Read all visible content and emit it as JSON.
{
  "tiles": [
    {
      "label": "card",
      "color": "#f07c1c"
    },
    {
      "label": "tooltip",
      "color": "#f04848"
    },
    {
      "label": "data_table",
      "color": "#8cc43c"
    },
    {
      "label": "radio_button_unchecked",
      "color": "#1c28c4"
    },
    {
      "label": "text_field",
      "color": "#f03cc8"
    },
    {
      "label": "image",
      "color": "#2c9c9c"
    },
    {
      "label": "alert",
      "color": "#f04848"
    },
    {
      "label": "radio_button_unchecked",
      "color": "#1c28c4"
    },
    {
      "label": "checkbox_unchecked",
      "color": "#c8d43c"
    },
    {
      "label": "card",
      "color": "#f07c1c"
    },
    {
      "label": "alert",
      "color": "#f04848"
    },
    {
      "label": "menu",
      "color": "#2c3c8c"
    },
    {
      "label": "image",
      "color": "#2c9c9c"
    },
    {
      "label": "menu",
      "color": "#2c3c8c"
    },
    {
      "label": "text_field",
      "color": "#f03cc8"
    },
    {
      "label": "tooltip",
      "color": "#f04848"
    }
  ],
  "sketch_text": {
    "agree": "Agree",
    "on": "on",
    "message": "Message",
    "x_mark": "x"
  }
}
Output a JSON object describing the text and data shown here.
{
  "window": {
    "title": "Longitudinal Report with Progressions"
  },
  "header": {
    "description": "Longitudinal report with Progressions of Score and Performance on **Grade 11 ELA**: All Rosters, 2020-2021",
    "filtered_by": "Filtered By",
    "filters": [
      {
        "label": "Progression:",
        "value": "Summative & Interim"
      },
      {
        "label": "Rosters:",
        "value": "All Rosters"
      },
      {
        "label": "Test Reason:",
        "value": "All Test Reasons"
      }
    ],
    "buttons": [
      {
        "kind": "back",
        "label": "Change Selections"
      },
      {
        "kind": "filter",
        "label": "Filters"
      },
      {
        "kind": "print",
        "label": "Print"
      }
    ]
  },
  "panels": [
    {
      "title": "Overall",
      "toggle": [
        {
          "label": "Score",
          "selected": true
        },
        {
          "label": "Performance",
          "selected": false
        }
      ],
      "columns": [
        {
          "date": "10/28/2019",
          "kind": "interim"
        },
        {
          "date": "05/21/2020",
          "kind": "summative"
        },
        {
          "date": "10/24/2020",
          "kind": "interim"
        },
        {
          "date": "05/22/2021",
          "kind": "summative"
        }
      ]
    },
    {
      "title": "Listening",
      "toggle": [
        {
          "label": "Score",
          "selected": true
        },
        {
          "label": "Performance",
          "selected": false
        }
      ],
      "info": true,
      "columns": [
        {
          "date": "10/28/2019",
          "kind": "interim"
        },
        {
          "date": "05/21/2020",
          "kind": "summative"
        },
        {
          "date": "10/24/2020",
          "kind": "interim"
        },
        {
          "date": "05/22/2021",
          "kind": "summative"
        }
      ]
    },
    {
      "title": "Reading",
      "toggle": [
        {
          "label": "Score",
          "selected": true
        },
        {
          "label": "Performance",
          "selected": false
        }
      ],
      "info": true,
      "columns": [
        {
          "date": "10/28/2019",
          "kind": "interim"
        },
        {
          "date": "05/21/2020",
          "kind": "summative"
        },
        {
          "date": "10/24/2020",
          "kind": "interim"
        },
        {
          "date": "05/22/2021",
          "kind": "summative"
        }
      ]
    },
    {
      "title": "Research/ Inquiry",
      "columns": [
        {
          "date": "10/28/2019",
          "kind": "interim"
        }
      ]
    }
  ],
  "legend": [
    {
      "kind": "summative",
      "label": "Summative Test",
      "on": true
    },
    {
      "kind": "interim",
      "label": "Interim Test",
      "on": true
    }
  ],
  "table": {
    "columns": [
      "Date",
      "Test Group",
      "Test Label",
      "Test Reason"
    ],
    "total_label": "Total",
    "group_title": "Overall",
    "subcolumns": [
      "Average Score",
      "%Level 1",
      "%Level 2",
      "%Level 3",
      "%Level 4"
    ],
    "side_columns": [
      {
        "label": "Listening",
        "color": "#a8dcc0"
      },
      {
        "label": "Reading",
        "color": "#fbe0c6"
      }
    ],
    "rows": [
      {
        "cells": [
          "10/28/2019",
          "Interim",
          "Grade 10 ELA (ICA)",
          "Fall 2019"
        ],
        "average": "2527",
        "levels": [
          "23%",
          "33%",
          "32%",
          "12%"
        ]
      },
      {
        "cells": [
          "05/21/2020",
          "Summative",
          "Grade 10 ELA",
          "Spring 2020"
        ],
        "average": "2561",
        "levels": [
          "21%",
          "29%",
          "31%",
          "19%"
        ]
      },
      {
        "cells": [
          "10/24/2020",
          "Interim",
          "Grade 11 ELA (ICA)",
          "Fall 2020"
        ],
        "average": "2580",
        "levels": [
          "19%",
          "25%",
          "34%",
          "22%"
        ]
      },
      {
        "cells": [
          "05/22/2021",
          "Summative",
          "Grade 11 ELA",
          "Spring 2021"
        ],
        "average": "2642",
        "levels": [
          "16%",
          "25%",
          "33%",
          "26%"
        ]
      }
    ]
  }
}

#### [What the task requires]
Go through the records and gather the lines that hold "Test".

#### [Answer for this exercise]
        "label": "Test Reason:",
        "value": "All Test Reasons"
      "label": "Summative Test",
      "label": "Interim Test",
      "Test Group",
      "Test Label",
      "Test Reason"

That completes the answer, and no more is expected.